• **Problem details**
Make an exact copy of the records, with the images left out.

• **Stored data**

** Start **

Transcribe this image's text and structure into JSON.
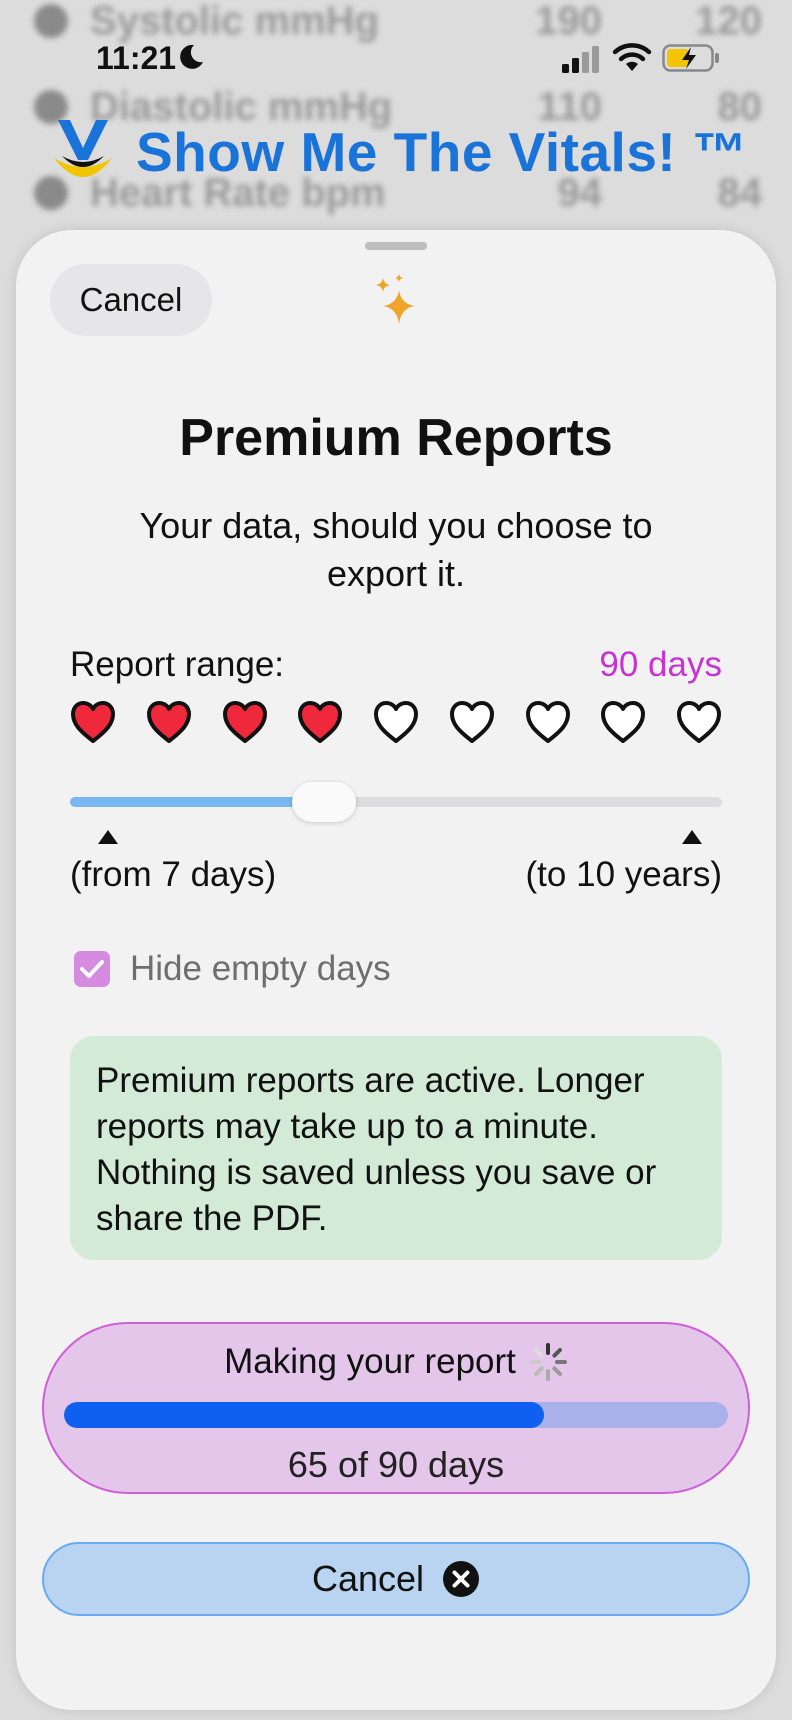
{
  "status_bar": {
    "time": "11:21"
  },
  "app": {
    "title": "Show Me The Vitals! ™",
    "accent": "#1a73d9"
  },
  "background_rows": [
    {
      "label": "Systolic mmHg",
      "v1": "190",
      "v2": "120"
    },
    {
      "label": "Diastolic mmHg",
      "v1": "110",
      "v2": "80"
    },
    {
      "label": "Heart Rate bpm",
      "v1": "94",
      "v2": "84"
    }
  ],
  "sheet": {
    "cancel_label": "Cancel",
    "title": "Premium Reports",
    "subtitle": "Your data, should you choose to export it.",
    "range_label": "Report range:",
    "range_value": "90 days",
    "range_value_color": "#c634d2",
    "hearts": {
      "total": 9,
      "filled": 4
    },
    "slider_fraction": 0.39,
    "from_label": "(from 7 days)",
    "to_label": "(to 10 years)",
    "hide_empty_label": "Hide empty days",
    "hide_empty_checked": true,
    "notice": "Premium reports are active. Longer reports may take up to a minute. Nothing is saved unless you save or share the PDF.",
    "progress": {
      "title": "Making your report",
      "done": "65",
      "of_text": "of 90 days",
      "fraction": 0.7222
    },
    "cancel_bottom_label": "Cancel"
  }
}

** End **

• **The response**
Transcribe this image's text and structure into JSON.
{
  "status_bar": {
    "time": "11:21"
  },
  "app": {
    "title": "Show Me The Vitals! ™",
    "accent": "#1a73d9"
  },
  "background_rows": [
    {
      "label": "Systolic mmHg",
      "v1": "190",
      "v2": "120"
    },
    {
      "label": "Diastolic mmHg",
      "v1": "110",
      "v2": "80"
    },
    {
      "label": "Heart Rate bpm",
      "v1": "94",
      "v2": "84"
    }
  ],
  "sheet": {
    "cancel_label": "Cancel",
    "title": "Premium Reports",
    "subtitle": "Your data, should you choose to export it.",
    "range_label": "Report range:",
    "range_value": "90 days",
    "range_value_color": "#c634d2",
    "hearts": {
      "total": 9,
      "filled": 4
    },
    "slider_fraction": 0.39,
    "from_label": "(from 7 days)",
    "to_label": "(to 10 years)",
    "hide_empty_label": "Hide empty days",
    "hide_empty_checked": true,
    "notice": "Premium reports are active. Longer reports may take up to a minute. Nothing is saved unless you save or share the PDF.",
    "progress": {
      "title": "Making your report",
      "done": "65",
      "of_text": "of 90 days",
      "fraction": 0.7222
    },
    "cancel_bottom_label": "Cancel"
  }
}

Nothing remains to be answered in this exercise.